▶ Brief:
Pull out every line with the word "paper".

▶ Data to use:
--

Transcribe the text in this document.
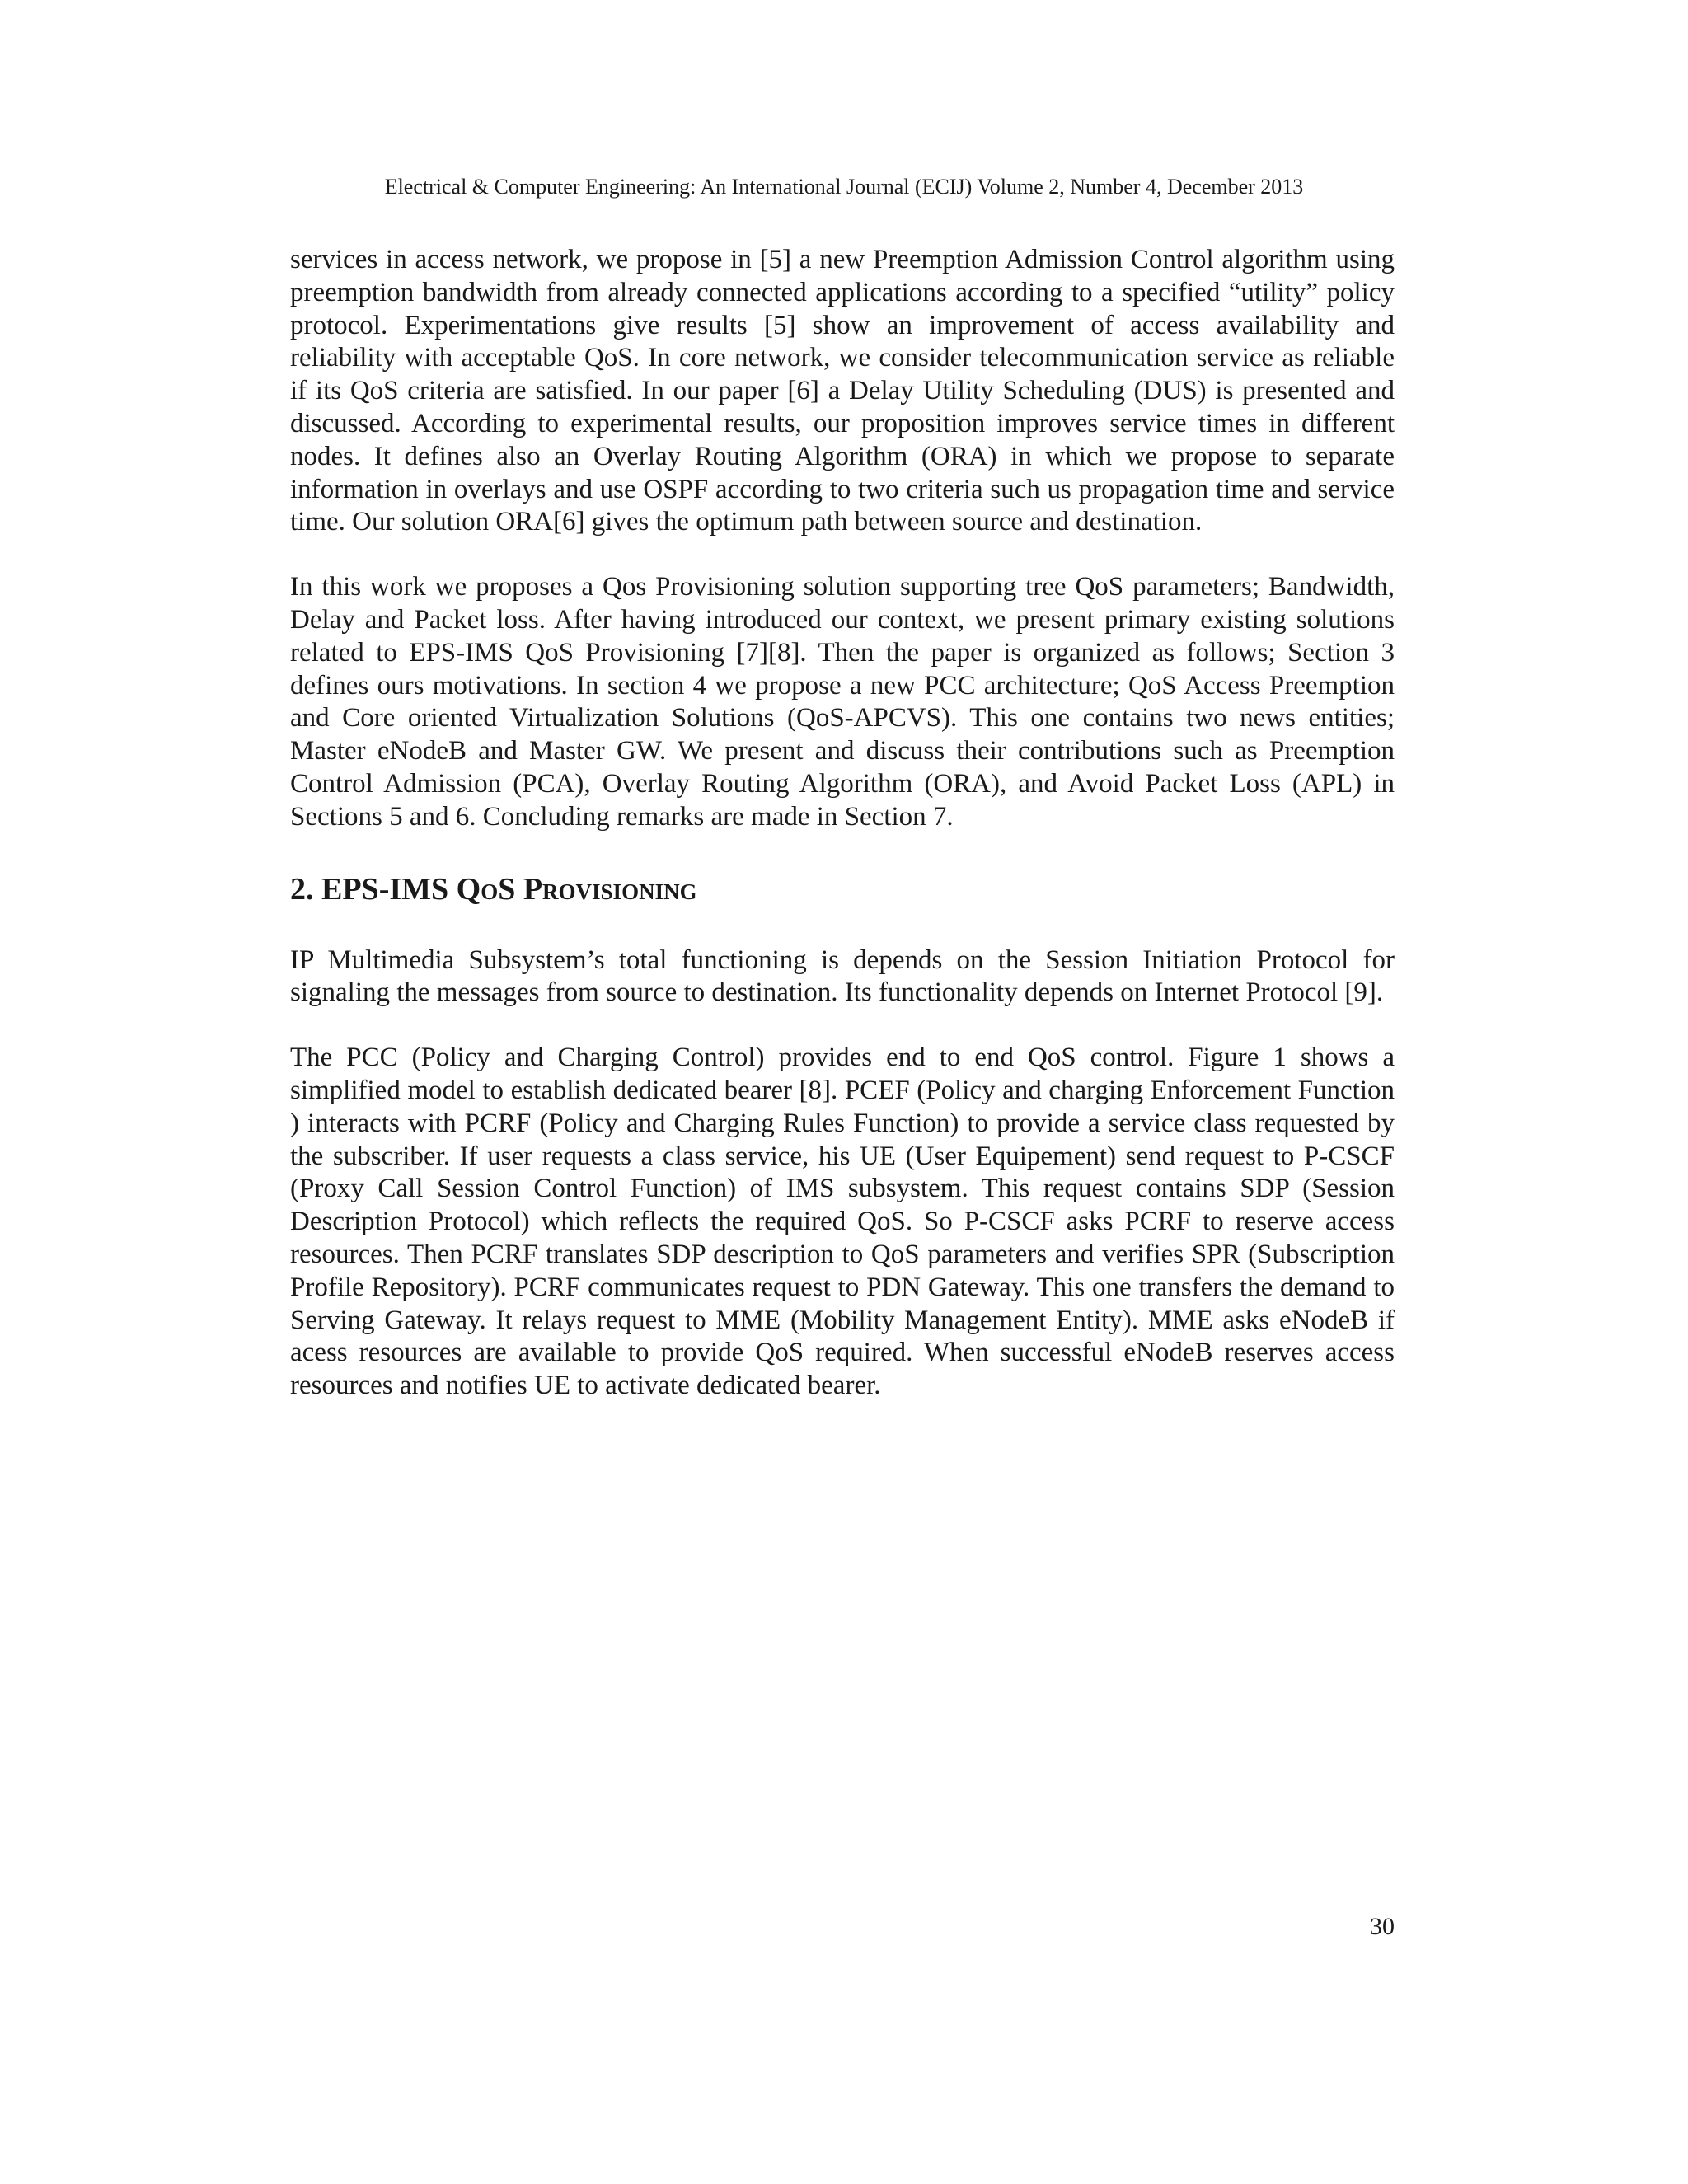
Electrical & Computer Engineering: An International Journal (ECIJ) Volume 2, Number 4, December 2013

services in access network, we propose in [5] a new Preemption Admission Control algorithm using preemption bandwidth from already connected applications according to a specified “utility” policy protocol. Experimentations give results [5] show an improvement of access availability and reliability with acceptable QoS. In core network, we consider telecommunication service as reliable if its QoS criteria are satisfied. In our paper [6] a Delay Utility Scheduling (DUS) is presented and discussed. According to experimental results, our proposition improves service times in different nodes. It defines also an Overlay Routing Algorithm (ORA) in which we propose to separate information in overlays and use OSPF according to two criteria such us propagation time and service time. Our solution ORA[6] gives the optimum path between source and destination.

In this work we proposes a Qos Provisioning solution supporting tree QoS parameters; Bandwidth, Delay and Packet loss. After having introduced our context, we present primary existing solutions related to EPS-IMS QoS Provisioning [7][8]. Then the paper is organized as follows; Section 3 defines ours motivations. In section 4 we propose a new PCC architecture; QoS Access Preemption and Core oriented Virtualization Solutions (QoS-APCVS). This one contains two news entities; Master eNodeB and Master GW. We present and discuss their contributions such as Preemption Control Admission (PCA), Overlay Routing Algorithm (ORA), and Avoid Packet Loss (APL) in Sections 5 and 6. Concluding remarks are made in Section 7.

2. EPS-IMS QoS Provisioning

IP Multimedia Subsystem’s total functioning is depends on the Session Initiation Protocol for signaling the messages from source to destination. Its functionality depends on Internet Protocol [9].

The PCC (Policy and Charging Control) provides end to end QoS control. Figure 1 shows a simplified model to establish dedicated bearer [8]. PCEF (Policy and charging Enforcement Function ) interacts with PCRF (Policy and Charging Rules Function) to provide a service class requested by the subscriber. If user requests a class service, his UE (User Equipement) send request to P-CSCF (Proxy Call Session Control Function) of IMS subsystem. This request contains SDP (Session Description Protocol) which reflects the required QoS. So P-CSCF asks PCRF to reserve access resources. Then PCRF translates SDP description to QoS parameters and verifies SPR (Subscription Profile Repository). PCRF communicates request to PDN Gateway. This one transfers the demand to Serving Gateway. It relays request to MME (Mobility Management Entity). MME asks eNodeB if acess resources are available to provide QoS required. When successful eNodeB reserves access resources and notifies UE to activate dedicated bearer.

30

--

▶ The response:
services in access network, we propose in [5] a new Preemption Admission Control algorithm using preemption bandwidth from already connected applications according to a specified “utility” policy protocol. Experimentations give results [5] show an improvement of access availability and reliability with acceptable QoS. In core network, we consider telecommunication service as reliable if its QoS criteria are satisfied. In our paper [6] a Delay Utility Scheduling (DUS) is presented and discussed. According to experimental results, our proposition improves service times in different nodes. It defines also an Overlay Routing Algorithm (ORA) in which we propose to separate information in overlays and use OSPF according to two criteria such us propagation time and service time. Our solution ORA[6] gives the optimum path between source and destination.
In this work we proposes a Qos Provisioning solution supporting tree QoS parameters; Bandwidth, Delay and Packet loss. After having introduced our context, we present primary existing solutions related to EPS-IMS QoS Provisioning [7][8]. Then the paper is organized as follows; Section 3 defines ours motivations. In section 4 we propose a new PCC architecture; QoS Access Preemption and Core oriented Virtualization Solutions (QoS-APCVS). This one contains two news entities; Master eNodeB and Master GW. We present and discuss their contributions such as Preemption Control Admission (PCA), Overlay Routing Algorithm (ORA), and Avoid Packet Loss (APL) in Sections 5 and 6. Concluding remarks are made in Section 7.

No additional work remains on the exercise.